Drop all images and give the records again exactly.

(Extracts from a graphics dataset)
+ + + + + + +
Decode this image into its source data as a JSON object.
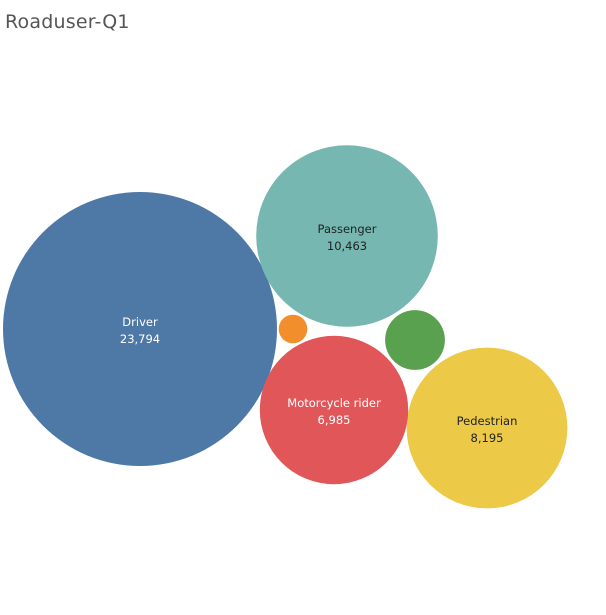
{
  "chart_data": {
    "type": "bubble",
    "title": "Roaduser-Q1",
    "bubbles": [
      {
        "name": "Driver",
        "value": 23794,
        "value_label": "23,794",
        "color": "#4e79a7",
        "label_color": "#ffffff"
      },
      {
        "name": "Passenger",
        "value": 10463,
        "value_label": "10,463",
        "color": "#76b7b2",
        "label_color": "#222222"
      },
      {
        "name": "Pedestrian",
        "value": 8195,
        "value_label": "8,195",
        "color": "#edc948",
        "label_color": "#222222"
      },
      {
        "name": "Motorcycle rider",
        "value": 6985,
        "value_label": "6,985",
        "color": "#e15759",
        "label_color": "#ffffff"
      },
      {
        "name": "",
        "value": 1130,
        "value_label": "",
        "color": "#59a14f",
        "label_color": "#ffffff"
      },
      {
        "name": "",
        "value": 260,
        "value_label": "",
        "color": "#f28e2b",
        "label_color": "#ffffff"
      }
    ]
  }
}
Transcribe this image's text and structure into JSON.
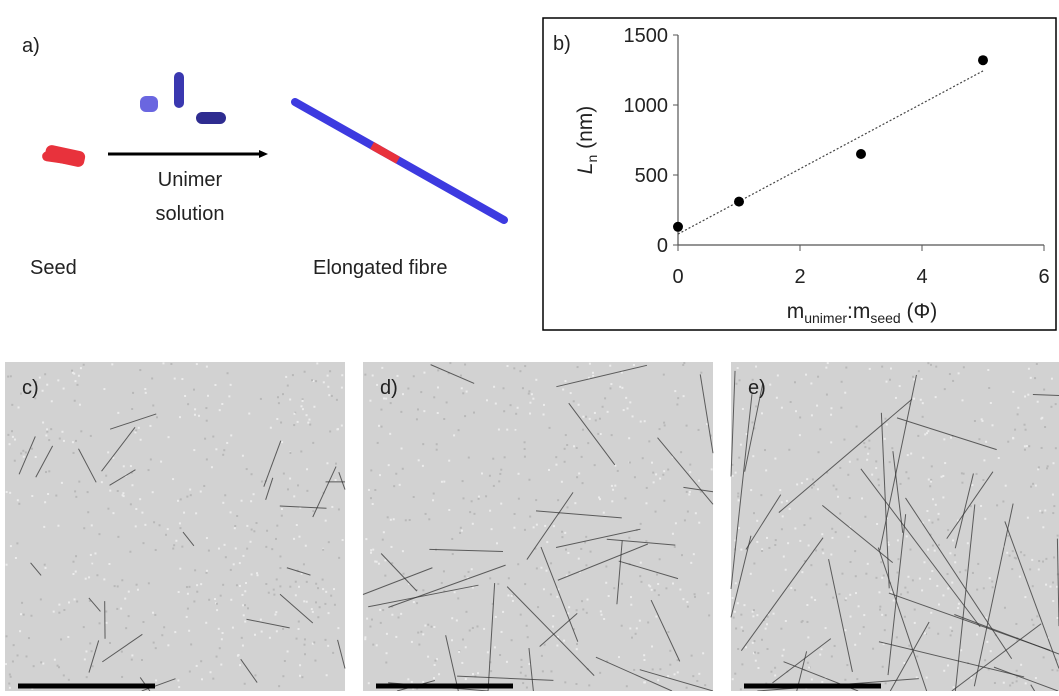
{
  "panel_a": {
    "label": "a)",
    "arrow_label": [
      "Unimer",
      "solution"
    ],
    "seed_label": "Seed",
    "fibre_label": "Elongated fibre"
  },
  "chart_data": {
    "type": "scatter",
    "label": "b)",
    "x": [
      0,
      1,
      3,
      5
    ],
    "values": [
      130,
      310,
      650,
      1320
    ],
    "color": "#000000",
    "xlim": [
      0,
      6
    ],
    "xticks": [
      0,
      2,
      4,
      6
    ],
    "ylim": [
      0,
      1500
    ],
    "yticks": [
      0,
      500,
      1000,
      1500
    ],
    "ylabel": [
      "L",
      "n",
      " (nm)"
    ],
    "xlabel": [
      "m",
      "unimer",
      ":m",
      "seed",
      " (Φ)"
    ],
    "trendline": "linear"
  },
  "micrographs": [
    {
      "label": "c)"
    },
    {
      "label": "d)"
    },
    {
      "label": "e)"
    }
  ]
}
+ + + + + + +
• Solution below
Decode this image into its source data as a JSON object.
{
  "chart_data": {
    "type": "bubble",
    "title": "Roaduser-Q1",
    "bubbles": [
      {
        "name": "Driver",
        "value": 23794,
        "value_label": "23,794",
        "color": "#4e79a7",
        "label_color": "#ffffff"
      },
      {
        "name": "Passenger",
        "value": 10463,
        "value_label": "10,463",
        "color": "#76b7b2",
        "label_color": "#222222"
      },
      {
        "name": "Pedestrian",
        "value": 8195,
        "value_label": "8,195",
        "color": "#edc948",
        "label_color": "#222222"
      },
      {
        "name": "Motorcycle rider",
        "value": 6985,
        "value_label": "6,985",
        "color": "#e15759",
        "label_color": "#ffffff"
      },
      {
        "name": "",
        "value": 1130,
        "value_label": "",
        "color": "#59a14f",
        "label_color": "#ffffff"
      },
      {
        "name": "",
        "value": 260,
        "value_label": "",
        "color": "#f28e2b",
        "label_color": "#ffffff"
      }
    ]
  }
}
Transcribe this image's text and structure into JSON.
{
  "panel_a": {
    "label": "a)",
    "arrow_label": [
      "Unimer",
      "solution"
    ],
    "seed_label": "Seed",
    "fibre_label": "Elongated fibre"
  },
  "chart_data": {
    "type": "scatter",
    "label": "b)",
    "x": [
      0,
      1,
      3,
      5
    ],
    "values": [
      130,
      310,
      650,
      1320
    ],
    "color": "#000000",
    "xlim": [
      0,
      6
    ],
    "xticks": [
      0,
      2,
      4,
      6
    ],
    "ylim": [
      0,
      1500
    ],
    "yticks": [
      0,
      500,
      1000,
      1500
    ],
    "ylabel": [
      "L",
      "n",
      " (nm)"
    ],
    "xlabel": [
      "m",
      "unimer",
      ":m",
      "seed",
      " (Φ)"
    ],
    "trendline": "linear"
  },
  "micrographs": [
    {
      "label": "c)"
    },
    {
      "label": "d)"
    },
    {
      "label": "e)"
    }
  ]
}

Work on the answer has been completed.